SET EXERCISE:
Repeat the material exactly, leaving nothing out.

EXTRACTED DATA:
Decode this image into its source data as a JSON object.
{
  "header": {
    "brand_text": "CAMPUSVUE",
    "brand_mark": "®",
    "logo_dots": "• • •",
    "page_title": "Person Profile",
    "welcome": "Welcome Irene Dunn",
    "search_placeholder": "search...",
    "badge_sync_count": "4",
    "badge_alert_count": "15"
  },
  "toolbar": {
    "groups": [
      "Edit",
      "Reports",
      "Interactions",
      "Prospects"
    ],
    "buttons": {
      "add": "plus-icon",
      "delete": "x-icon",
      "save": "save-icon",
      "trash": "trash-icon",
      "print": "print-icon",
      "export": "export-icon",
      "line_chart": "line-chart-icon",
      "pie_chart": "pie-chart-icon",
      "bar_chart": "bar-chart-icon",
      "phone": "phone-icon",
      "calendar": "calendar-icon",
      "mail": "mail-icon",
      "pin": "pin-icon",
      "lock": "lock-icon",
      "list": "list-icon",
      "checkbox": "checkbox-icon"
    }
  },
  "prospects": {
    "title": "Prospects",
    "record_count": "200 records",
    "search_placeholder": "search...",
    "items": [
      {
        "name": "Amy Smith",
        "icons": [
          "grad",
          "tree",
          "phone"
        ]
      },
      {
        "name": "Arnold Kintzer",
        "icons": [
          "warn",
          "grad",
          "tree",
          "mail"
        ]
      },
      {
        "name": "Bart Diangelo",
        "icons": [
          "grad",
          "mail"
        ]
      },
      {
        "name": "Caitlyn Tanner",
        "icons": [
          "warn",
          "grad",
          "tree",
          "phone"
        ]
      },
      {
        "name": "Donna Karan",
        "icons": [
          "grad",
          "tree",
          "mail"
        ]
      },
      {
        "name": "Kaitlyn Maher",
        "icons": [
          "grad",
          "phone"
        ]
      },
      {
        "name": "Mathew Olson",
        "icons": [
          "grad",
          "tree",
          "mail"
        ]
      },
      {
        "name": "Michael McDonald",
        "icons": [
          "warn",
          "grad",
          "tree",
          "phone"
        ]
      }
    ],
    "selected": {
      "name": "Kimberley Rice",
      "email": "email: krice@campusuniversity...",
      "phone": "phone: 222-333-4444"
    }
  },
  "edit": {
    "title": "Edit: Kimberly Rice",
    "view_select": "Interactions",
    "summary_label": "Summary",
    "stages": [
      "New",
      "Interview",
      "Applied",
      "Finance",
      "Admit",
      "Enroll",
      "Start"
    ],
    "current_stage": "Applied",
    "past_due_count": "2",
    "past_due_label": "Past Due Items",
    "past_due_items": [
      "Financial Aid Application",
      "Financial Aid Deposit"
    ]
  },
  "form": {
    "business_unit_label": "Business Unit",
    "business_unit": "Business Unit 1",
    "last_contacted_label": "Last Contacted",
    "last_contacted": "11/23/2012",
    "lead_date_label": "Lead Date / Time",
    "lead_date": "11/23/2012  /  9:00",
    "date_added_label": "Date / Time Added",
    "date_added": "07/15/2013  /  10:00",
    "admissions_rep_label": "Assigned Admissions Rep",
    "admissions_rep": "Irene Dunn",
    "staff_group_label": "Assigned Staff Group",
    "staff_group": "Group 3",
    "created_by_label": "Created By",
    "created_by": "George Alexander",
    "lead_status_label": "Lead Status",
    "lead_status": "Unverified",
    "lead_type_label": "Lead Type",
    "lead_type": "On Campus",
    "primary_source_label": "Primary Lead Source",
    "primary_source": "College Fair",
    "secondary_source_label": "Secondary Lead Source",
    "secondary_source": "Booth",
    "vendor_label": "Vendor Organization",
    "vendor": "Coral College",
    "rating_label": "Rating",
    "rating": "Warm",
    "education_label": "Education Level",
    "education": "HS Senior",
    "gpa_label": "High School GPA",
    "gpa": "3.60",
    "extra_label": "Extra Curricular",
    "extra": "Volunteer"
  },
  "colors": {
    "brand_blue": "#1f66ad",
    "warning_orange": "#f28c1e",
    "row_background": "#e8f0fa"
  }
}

ANSWER TO THIS TASK:
Decode this image into its source data as a JSON object.
{
  "header": {
    "brand_text": "CAMPUSVUE",
    "brand_mark": "®",
    "logo_dots": "• • •",
    "page_title": "Person Profile",
    "welcome": "Welcome Irene Dunn",
    "search_placeholder": "search...",
    "badge_sync_count": "4",
    "badge_alert_count": "15"
  },
  "toolbar": {
    "groups": [
      "Edit",
      "Reports",
      "Interactions",
      "Prospects"
    ],
    "buttons": {
      "add": "plus-icon",
      "delete": "x-icon",
      "save": "save-icon",
      "trash": "trash-icon",
      "print": "print-icon",
      "export": "export-icon",
      "line_chart": "line-chart-icon",
      "pie_chart": "pie-chart-icon",
      "bar_chart": "bar-chart-icon",
      "phone": "phone-icon",
      "calendar": "calendar-icon",
      "mail": "mail-icon",
      "pin": "pin-icon",
      "lock": "lock-icon",
      "list": "list-icon",
      "checkbox": "checkbox-icon"
    }
  },
  "prospects": {
    "title": "Prospects",
    "record_count": "200 records",
    "search_placeholder": "search...",
    "items": [
      {
        "name": "Amy Smith",
        "icons": [
          "grad",
          "tree",
          "phone"
        ]
      },
      {
        "name": "Arnold Kintzer",
        "icons": [
          "warn",
          "grad",
          "tree",
          "mail"
        ]
      },
      {
        "name": "Bart Diangelo",
        "icons": [
          "grad",
          "mail"
        ]
      },
      {
        "name": "Caitlyn Tanner",
        "icons": [
          "warn",
          "grad",
          "tree",
          "phone"
        ]
      },
      {
        "name": "Donna Karan",
        "icons": [
          "grad",
          "tree",
          "mail"
        ]
      },
      {
        "name": "Kaitlyn Maher",
        "icons": [
          "grad",
          "phone"
        ]
      },
      {
        "name": "Mathew Olson",
        "icons": [
          "grad",
          "tree",
          "mail"
        ]
      },
      {
        "name": "Michael McDonald",
        "icons": [
          "warn",
          "grad",
          "tree",
          "phone"
        ]
      }
    ],
    "selected": {
      "name": "Kimberley Rice",
      "email": "email: krice@campusuniversity...",
      "phone": "phone: 222-333-4444"
    }
  },
  "edit": {
    "title": "Edit: Kimberly Rice",
    "view_select": "Interactions",
    "summary_label": "Summary",
    "stages": [
      "New",
      "Interview",
      "Applied",
      "Finance",
      "Admit",
      "Enroll",
      "Start"
    ],
    "current_stage": "Applied",
    "past_due_count": "2",
    "past_due_label": "Past Due Items",
    "past_due_items": [
      "Financial Aid Application",
      "Financial Aid Deposit"
    ]
  },
  "form": {
    "business_unit_label": "Business Unit",
    "business_unit": "Business Unit 1",
    "last_contacted_label": "Last Contacted",
    "last_contacted": "11/23/2012",
    "lead_date_label": "Lead Date / Time",
    "lead_date": "11/23/2012  /  9:00",
    "date_added_label": "Date / Time Added",
    "date_added": "07/15/2013  /  10:00",
    "admissions_rep_label": "Assigned Admissions Rep",
    "admissions_rep": "Irene Dunn",
    "staff_group_label": "Assigned Staff Group",
    "staff_group": "Group 3",
    "created_by_label": "Created By",
    "created_by": "George Alexander",
    "lead_status_label": "Lead Status",
    "lead_status": "Unverified",
    "lead_type_label": "Lead Type",
    "lead_type": "On Campus",
    "primary_source_label": "Primary Lead Source",
    "primary_source": "College Fair",
    "secondary_source_label": "Secondary Lead Source",
    "secondary_source": "Booth",
    "vendor_label": "Vendor Organization",
    "vendor": "Coral College",
    "rating_label": "Rating",
    "rating": "Warm",
    "education_label": "Education Level",
    "education": "HS Senior",
    "gpa_label": "High School GPA",
    "gpa": "3.60",
    "extra_label": "Extra Curricular",
    "extra": "Volunteer"
  },
  "colors": {
    "brand_blue": "#1f66ad",
    "warning_orange": "#f28c1e",
    "row_background": "#e8f0fa"
  }
}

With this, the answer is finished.